[Data entries]

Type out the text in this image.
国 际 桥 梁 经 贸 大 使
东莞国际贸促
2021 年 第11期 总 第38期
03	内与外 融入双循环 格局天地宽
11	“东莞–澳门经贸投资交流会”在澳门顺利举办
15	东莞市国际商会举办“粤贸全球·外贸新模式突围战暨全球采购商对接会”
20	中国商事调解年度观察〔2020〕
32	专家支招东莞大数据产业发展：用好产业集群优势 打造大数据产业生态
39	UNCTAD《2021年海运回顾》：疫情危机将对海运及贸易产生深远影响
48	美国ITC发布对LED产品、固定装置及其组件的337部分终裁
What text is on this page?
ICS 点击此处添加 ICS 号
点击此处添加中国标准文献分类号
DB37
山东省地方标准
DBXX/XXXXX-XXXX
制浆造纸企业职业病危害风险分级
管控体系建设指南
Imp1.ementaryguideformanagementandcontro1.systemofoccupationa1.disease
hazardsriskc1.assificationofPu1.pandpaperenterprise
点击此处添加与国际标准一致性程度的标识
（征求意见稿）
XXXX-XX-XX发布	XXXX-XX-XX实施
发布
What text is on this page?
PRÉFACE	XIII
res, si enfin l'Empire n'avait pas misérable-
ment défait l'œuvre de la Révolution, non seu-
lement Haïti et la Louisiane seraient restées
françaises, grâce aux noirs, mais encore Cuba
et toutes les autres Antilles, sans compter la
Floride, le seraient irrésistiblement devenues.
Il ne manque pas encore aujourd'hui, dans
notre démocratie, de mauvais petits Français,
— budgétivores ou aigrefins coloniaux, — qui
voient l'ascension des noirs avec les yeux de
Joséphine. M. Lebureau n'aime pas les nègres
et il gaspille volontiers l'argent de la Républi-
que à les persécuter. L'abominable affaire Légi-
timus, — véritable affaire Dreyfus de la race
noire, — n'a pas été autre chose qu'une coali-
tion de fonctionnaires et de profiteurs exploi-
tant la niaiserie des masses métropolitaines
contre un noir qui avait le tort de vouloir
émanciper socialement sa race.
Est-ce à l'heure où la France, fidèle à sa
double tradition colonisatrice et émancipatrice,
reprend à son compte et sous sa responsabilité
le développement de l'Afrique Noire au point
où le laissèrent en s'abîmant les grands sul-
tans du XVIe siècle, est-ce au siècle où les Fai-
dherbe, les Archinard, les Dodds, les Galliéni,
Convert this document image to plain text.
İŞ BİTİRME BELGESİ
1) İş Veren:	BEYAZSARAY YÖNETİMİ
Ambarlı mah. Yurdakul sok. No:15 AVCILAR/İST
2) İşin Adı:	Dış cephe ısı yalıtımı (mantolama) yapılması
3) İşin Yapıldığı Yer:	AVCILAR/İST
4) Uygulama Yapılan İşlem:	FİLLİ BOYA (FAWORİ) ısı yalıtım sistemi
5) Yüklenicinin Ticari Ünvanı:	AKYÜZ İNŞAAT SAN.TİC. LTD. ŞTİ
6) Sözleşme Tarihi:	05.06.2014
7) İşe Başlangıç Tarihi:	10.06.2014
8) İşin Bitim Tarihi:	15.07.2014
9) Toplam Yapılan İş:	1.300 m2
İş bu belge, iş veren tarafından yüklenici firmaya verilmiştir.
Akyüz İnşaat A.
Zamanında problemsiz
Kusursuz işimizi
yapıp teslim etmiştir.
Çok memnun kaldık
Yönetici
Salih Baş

_OBJECTIVE_: Output each entry precisely as given.

_RESPONSE TO THIS EXERCISE_:
Type out the text in this image.
国 际 桥 梁 经 贸 大 使
东莞国际贸促
2021 年 第11期 总 第38期
03	内与外 融入双循环 格局天地宽
11	“东莞–澳门经贸投资交流会”在澳门顺利举办
15	东莞市国际商会举办“粤贸全球·外贸新模式突围战暨全球采购商对接会”
20	中国商事调解年度观察〔2020〕
32	专家支招东莞大数据产业发展：用好产业集群优势 打造大数据产业生态
39	UNCTAD《2021年海运回顾》：疫情危机将对海运及贸易产生深远影响
48	美国ITC发布对LED产品、固定装置及其组件的337部分终裁
What text is on this page?
ICS 点击此处添加 ICS 号
点击此处添加中国标准文献分类号
DB37
山东省地方标准
DBXX/XXXXX-XXXX
制浆造纸企业职业病危害风险分级
管控体系建设指南
Imp1.ementaryguideformanagementandcontro1.systemofoccupationa1.disease
hazardsriskc1.assificationofPu1.pandpaperenterprise
点击此处添加与国际标准一致性程度的标识
（征求意见稿）
XXXX-XX-XX发布	XXXX-XX-XX实施
发布
What text is on this page?
PRÉFACE	XIII
res, si enfin l'Empire n'avait pas misérable-
ment défait l'œuvre de la Révolution, non seu-
lement Haïti et la Louisiane seraient restées
françaises, grâce aux noirs, mais encore Cuba
et toutes les autres Antilles, sans compter la
Floride, le seraient irrésistiblement devenues.
Il ne manque pas encore aujourd'hui, dans
notre démocratie, de mauvais petits Français,
— budgétivores ou aigrefins coloniaux, — qui
voient l'ascension des noirs avec les yeux de
Joséphine. M. Lebureau n'aime pas les nègres
et il gaspille volontiers l'argent de la Républi-
que à les persécuter. L'abominable affaire Légi-
timus, — véritable affaire Dreyfus de la race
noire, — n'a pas été autre chose qu'une coali-
tion de fonctionnaires et de profiteurs exploi-
tant la niaiserie des masses métropolitaines
contre un noir qui avait le tort de vouloir
émanciper socialement sa race.
Est-ce à l'heure où la France, fidèle à sa
double tradition colonisatrice et émancipatrice,
reprend à son compte et sous sa responsabilité
le développement de l'Afrique Noire au point
où le laissèrent en s'abîmant les grands sul-
tans du XVIe siècle, est-ce au siècle où les Fai-
dherbe, les Archinard, les Dodds, les Galliéni,
Convert this document image to plain text.
İŞ BİTİRME BELGESİ
1) İş Veren:	BEYAZSARAY YÖNETİMİ
Ambarlı mah. Yurdakul sok. No:15 AVCILAR/İST
2) İşin Adı:	Dış cephe ısı yalıtımı (mantolama) yapılması
3) İşin Yapıldığı Yer:	AVCILAR/İST
4) Uygulama Yapılan İşlem:	FİLLİ BOYA (FAWORİ) ısı yalıtım sistemi
5) Yüklenicinin Ticari Ünvanı:	AKYÜZ İNŞAAT SAN.TİC. LTD. ŞTİ
6) Sözleşme Tarihi:	05.06.2014
7) İşe Başlangıç Tarihi:	10.06.2014
8) İşin Bitim Tarihi:	15.07.2014
9) Toplam Yapılan İş:	1.300 m2
İş bu belge, iş veren tarafından yüklenici firmaya verilmiştir.
Akyüz İnşaat A.
Zamanında problemsiz
Kusursuz işimizi
yapıp teslim etmiştir.
Çok memnun kaldık
Yönetici
Salih Baş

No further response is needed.